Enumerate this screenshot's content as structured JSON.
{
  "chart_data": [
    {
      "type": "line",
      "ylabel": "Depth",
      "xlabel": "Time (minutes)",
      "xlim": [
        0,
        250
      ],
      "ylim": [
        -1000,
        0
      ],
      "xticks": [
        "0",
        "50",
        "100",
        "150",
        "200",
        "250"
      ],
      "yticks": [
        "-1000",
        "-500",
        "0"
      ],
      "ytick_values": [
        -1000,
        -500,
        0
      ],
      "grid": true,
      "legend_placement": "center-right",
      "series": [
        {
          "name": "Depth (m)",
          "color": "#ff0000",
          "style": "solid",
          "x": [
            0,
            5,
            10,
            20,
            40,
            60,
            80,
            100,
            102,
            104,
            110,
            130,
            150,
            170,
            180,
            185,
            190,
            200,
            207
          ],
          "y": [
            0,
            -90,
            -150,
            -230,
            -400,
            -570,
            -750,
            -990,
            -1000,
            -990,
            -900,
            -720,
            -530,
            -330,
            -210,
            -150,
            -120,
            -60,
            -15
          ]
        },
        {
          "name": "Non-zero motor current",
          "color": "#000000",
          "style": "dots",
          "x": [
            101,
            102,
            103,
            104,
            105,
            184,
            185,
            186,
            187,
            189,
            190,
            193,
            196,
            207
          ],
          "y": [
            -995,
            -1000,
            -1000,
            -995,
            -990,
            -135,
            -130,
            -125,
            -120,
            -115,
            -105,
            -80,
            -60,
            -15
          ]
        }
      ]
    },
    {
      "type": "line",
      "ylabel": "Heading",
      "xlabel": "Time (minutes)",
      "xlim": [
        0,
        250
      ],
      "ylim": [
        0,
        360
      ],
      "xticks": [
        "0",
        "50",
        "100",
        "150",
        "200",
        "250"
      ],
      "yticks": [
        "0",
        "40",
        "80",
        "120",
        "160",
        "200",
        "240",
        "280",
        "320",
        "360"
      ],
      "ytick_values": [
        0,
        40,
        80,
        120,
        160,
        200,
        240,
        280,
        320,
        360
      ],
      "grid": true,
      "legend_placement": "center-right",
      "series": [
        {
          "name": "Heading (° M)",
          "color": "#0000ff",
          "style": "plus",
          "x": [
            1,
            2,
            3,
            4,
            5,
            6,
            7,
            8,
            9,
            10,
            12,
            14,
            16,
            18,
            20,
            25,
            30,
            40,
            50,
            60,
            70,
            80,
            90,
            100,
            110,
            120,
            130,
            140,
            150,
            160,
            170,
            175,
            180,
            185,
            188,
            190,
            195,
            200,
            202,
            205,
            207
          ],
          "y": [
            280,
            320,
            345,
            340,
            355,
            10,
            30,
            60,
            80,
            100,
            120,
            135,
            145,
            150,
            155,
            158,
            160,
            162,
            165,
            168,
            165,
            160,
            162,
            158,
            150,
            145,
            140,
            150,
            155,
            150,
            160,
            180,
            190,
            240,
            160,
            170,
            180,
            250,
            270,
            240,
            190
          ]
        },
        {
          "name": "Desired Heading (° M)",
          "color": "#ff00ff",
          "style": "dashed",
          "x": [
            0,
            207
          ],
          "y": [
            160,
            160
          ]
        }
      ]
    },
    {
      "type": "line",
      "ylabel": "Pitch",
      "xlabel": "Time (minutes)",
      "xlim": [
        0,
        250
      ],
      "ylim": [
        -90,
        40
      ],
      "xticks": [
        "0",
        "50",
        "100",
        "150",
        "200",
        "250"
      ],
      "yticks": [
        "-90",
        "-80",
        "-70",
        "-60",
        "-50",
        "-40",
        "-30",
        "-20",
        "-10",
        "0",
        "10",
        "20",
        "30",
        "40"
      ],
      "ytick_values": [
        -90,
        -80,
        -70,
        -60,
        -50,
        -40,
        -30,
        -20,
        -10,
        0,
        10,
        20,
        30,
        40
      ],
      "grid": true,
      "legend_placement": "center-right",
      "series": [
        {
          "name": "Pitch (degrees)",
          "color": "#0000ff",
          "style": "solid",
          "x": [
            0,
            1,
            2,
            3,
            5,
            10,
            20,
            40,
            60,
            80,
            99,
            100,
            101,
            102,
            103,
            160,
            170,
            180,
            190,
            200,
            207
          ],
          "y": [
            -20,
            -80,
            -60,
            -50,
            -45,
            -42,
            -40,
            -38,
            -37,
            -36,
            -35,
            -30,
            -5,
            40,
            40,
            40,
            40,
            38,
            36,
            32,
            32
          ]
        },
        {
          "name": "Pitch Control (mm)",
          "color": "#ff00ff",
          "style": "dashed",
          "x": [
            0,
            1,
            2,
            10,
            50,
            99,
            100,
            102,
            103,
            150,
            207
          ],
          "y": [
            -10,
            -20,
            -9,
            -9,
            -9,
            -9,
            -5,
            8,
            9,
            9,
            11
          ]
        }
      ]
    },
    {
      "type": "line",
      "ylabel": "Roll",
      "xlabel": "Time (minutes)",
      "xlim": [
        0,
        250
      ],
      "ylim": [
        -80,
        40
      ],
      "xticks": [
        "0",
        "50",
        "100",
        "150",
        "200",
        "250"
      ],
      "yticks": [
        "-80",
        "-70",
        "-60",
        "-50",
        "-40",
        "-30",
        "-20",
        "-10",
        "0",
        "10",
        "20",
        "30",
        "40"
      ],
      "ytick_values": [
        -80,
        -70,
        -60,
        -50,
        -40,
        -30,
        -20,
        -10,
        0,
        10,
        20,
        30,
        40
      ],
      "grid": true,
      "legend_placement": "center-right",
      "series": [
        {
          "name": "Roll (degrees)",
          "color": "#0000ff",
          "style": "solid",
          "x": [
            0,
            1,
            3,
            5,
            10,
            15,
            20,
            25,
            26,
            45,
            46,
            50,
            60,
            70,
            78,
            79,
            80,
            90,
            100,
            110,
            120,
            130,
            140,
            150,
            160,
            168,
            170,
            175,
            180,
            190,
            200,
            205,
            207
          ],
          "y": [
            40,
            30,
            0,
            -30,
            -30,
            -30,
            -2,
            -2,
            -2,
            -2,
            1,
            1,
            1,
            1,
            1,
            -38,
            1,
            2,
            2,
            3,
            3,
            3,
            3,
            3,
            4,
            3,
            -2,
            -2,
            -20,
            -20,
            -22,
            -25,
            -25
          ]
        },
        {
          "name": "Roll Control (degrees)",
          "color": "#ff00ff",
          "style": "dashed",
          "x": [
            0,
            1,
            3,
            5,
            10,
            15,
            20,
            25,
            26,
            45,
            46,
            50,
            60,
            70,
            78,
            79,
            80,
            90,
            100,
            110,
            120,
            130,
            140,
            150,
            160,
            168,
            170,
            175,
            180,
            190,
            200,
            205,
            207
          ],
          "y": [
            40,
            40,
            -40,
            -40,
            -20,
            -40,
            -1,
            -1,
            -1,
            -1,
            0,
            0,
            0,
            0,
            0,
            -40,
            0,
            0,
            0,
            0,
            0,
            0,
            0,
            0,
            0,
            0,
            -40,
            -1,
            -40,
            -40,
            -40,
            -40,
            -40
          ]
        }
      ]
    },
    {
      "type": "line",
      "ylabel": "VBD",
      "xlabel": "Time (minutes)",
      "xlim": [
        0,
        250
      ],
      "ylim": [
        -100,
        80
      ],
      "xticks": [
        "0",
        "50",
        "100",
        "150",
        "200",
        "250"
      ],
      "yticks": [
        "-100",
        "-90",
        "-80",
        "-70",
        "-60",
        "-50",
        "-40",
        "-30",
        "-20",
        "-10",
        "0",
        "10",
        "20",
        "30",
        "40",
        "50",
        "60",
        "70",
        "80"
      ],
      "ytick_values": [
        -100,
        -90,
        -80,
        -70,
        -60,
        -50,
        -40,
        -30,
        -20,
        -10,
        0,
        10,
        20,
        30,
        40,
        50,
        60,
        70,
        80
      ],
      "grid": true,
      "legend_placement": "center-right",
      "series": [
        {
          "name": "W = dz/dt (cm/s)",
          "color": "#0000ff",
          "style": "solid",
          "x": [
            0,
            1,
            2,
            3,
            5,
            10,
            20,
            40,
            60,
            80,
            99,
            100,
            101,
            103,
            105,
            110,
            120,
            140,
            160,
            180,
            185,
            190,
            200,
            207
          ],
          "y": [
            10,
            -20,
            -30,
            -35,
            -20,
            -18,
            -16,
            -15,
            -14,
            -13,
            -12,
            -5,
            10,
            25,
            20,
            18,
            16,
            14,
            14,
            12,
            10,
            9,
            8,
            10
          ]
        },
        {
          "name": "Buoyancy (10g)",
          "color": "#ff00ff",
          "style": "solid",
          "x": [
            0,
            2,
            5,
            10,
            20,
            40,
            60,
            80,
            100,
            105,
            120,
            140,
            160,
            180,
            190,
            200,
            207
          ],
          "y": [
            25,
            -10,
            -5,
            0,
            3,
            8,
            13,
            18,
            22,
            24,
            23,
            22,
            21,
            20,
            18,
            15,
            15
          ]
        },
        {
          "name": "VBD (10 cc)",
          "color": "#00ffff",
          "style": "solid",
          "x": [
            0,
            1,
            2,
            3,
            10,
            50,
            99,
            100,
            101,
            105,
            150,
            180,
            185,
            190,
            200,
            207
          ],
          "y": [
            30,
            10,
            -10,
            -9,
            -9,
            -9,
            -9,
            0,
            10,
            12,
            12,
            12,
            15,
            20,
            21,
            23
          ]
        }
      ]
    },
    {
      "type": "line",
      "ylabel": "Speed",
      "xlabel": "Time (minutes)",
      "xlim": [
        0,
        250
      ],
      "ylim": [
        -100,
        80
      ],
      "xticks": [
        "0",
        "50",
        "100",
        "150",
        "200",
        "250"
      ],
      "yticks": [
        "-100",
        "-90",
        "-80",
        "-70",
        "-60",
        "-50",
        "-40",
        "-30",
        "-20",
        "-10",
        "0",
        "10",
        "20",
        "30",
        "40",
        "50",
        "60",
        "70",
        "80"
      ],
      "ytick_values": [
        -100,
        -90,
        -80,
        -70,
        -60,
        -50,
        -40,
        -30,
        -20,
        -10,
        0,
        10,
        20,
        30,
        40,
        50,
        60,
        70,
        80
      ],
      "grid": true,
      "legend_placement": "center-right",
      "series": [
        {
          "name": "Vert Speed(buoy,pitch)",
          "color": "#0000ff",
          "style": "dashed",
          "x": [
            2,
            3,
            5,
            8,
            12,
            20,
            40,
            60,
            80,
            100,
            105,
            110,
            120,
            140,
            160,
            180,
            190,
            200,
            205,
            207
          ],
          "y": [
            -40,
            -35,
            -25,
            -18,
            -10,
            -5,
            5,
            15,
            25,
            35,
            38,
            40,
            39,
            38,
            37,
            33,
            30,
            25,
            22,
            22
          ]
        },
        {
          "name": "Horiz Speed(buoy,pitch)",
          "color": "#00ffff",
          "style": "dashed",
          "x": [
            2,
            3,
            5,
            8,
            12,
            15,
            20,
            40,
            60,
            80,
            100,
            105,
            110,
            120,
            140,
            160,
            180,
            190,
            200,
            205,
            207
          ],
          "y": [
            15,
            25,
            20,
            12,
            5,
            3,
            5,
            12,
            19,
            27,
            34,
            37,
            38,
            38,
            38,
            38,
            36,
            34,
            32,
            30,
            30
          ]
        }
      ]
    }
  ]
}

____________

— Exercise aim —
Go through the records and pull out each line that includes the word "Roll".

— Full response —
      "ylabel": "Roll",
          "name": "Roll (degrees)",
          "name": "Roll Control (degrees)",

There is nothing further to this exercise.